* _WORK TO BE COMPLETED_
Copy every line of the following data that includes the string "JSON".
****************
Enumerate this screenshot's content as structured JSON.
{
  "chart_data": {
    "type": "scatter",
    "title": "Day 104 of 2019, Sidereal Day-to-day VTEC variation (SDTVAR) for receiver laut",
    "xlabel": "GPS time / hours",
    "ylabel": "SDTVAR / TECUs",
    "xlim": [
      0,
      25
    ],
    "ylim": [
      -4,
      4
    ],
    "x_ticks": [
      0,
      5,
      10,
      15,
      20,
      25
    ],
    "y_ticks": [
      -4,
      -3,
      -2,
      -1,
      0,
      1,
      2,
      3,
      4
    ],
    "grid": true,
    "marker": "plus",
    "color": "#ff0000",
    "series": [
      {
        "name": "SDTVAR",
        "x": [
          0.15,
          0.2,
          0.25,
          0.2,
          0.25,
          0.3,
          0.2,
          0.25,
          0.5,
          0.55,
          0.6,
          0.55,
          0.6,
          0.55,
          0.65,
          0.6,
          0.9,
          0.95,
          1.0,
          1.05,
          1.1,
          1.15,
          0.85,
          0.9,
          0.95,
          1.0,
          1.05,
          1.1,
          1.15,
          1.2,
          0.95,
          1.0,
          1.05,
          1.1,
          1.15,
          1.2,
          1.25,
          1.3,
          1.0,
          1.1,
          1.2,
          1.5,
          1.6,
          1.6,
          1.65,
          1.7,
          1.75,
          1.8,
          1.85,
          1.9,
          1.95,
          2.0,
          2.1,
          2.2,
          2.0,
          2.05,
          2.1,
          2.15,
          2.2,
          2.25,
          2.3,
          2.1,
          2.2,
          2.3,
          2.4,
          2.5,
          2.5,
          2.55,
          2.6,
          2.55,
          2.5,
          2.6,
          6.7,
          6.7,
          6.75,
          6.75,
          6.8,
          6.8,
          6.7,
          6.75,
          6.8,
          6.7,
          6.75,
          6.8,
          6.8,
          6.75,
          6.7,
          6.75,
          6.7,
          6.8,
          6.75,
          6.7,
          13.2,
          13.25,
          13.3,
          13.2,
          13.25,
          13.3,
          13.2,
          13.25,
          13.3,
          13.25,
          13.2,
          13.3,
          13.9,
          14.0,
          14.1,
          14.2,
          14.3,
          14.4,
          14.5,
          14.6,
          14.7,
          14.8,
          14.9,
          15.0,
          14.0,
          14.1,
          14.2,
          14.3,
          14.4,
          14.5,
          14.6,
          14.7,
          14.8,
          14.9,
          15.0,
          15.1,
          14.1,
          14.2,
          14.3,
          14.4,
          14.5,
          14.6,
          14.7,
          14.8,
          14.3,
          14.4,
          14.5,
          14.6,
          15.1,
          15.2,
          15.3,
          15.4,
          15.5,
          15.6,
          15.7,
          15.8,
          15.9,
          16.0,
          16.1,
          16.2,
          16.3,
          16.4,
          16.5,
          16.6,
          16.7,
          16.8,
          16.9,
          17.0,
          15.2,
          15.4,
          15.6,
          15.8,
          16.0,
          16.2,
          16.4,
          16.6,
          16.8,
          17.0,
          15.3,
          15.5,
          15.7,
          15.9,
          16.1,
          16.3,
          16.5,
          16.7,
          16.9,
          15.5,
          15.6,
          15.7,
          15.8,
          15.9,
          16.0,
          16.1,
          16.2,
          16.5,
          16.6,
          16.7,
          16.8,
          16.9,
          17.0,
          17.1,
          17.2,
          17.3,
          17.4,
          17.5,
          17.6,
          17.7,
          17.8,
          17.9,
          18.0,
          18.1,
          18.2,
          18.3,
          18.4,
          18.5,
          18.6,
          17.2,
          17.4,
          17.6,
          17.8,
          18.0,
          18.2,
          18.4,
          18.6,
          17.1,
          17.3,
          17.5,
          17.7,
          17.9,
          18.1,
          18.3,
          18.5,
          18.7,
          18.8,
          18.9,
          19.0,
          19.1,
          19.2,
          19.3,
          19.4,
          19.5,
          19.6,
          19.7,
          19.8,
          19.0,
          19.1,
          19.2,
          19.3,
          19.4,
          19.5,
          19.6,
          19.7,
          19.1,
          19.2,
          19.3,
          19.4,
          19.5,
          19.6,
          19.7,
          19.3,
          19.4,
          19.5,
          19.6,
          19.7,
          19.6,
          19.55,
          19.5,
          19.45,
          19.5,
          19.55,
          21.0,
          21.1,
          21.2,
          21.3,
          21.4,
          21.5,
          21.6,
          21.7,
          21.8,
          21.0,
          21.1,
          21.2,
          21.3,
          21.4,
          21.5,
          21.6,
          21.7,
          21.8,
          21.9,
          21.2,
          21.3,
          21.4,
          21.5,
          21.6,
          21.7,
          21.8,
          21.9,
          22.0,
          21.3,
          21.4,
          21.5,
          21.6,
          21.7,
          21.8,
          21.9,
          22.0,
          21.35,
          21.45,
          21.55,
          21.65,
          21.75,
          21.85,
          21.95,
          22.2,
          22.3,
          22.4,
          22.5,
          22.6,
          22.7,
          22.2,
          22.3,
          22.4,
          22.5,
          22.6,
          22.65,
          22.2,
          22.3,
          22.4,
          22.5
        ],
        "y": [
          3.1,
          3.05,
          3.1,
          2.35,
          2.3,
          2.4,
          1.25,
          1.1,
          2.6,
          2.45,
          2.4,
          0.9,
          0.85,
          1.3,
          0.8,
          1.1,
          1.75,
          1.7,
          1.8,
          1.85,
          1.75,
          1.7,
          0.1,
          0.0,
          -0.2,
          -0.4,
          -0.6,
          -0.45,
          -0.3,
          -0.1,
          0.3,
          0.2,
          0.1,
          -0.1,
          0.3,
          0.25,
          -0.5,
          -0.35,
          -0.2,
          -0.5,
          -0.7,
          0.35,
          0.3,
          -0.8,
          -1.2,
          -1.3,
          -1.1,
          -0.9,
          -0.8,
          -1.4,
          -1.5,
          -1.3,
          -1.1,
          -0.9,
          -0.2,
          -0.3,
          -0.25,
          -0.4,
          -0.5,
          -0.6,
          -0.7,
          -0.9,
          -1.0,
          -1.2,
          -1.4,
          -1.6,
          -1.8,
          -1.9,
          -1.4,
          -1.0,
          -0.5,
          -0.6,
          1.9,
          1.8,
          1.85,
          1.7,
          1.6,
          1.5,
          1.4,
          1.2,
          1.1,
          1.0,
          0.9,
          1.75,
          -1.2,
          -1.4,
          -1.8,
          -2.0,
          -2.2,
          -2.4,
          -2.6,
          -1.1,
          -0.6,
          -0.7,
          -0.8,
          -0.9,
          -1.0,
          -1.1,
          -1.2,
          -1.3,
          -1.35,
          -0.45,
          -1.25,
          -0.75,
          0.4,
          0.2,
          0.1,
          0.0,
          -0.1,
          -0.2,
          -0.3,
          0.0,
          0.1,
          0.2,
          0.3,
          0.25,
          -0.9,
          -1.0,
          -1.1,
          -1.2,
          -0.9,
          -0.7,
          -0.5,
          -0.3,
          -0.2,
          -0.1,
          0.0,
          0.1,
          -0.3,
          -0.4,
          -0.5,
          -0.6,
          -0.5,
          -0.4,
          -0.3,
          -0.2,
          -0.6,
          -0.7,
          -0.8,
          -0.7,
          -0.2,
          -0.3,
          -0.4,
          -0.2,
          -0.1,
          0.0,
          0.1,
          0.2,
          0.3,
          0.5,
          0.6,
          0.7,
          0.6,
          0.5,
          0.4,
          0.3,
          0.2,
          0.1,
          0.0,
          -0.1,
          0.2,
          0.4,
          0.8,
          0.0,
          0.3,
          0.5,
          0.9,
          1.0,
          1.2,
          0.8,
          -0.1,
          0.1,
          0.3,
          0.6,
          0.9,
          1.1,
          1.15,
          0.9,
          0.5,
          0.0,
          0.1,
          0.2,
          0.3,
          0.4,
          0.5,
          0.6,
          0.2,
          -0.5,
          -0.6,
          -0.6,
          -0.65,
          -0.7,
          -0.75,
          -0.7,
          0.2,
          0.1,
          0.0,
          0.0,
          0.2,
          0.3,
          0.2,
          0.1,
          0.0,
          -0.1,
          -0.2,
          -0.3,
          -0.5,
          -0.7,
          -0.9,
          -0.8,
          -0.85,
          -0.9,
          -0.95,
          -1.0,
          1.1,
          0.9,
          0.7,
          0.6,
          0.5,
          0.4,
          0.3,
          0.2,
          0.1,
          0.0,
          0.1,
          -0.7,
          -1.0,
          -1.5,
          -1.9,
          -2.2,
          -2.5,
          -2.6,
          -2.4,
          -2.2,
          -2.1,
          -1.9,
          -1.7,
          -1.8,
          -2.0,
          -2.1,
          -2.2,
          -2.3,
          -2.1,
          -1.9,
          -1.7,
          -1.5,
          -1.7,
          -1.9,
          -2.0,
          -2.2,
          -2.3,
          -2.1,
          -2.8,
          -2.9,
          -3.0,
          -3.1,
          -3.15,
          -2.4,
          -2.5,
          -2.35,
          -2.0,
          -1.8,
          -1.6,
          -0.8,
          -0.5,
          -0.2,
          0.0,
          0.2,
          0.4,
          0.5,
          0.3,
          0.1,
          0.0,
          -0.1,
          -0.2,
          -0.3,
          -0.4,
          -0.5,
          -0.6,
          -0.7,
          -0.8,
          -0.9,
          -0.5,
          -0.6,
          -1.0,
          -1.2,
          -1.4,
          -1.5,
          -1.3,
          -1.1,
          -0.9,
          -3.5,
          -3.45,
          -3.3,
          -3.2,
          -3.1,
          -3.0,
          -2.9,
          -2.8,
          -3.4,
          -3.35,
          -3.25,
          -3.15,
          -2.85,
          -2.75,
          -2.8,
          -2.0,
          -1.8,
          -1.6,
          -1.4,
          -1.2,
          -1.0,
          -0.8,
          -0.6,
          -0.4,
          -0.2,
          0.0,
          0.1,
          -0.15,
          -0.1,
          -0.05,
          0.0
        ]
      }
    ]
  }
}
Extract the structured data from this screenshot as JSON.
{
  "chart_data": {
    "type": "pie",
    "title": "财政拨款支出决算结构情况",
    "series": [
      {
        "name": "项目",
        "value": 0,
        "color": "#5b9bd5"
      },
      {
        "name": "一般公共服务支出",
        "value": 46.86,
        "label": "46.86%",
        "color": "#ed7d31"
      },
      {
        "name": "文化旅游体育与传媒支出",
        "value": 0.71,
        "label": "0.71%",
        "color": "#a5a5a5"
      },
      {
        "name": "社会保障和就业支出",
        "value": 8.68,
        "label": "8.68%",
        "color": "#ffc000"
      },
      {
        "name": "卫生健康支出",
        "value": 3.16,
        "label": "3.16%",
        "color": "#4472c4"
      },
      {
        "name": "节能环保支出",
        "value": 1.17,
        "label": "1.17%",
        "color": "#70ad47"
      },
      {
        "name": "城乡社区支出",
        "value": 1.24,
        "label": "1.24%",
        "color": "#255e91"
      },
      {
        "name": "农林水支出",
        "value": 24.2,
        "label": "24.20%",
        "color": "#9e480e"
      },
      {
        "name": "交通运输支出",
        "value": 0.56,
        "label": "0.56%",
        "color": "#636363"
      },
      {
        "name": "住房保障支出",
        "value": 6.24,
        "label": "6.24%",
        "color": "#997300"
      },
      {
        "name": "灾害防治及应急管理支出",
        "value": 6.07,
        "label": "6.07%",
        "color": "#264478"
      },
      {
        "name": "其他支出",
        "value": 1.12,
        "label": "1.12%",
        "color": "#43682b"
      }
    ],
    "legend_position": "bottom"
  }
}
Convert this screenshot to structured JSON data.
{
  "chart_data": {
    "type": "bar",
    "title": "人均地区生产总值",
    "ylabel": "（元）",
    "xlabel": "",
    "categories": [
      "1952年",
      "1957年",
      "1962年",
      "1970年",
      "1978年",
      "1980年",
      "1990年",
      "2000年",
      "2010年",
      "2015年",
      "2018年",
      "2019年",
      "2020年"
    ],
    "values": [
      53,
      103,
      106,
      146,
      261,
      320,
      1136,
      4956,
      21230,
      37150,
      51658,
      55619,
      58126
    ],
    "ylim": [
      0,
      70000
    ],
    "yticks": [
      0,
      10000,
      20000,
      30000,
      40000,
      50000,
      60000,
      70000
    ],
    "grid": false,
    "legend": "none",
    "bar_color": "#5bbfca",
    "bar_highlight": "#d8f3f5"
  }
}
****************
* _OUTPUT OF THE TASK_
Enumerate this screenshot's content as structured JSON.
Extract the structured data from this screenshot as JSON.
Convert this screenshot to structured JSON data.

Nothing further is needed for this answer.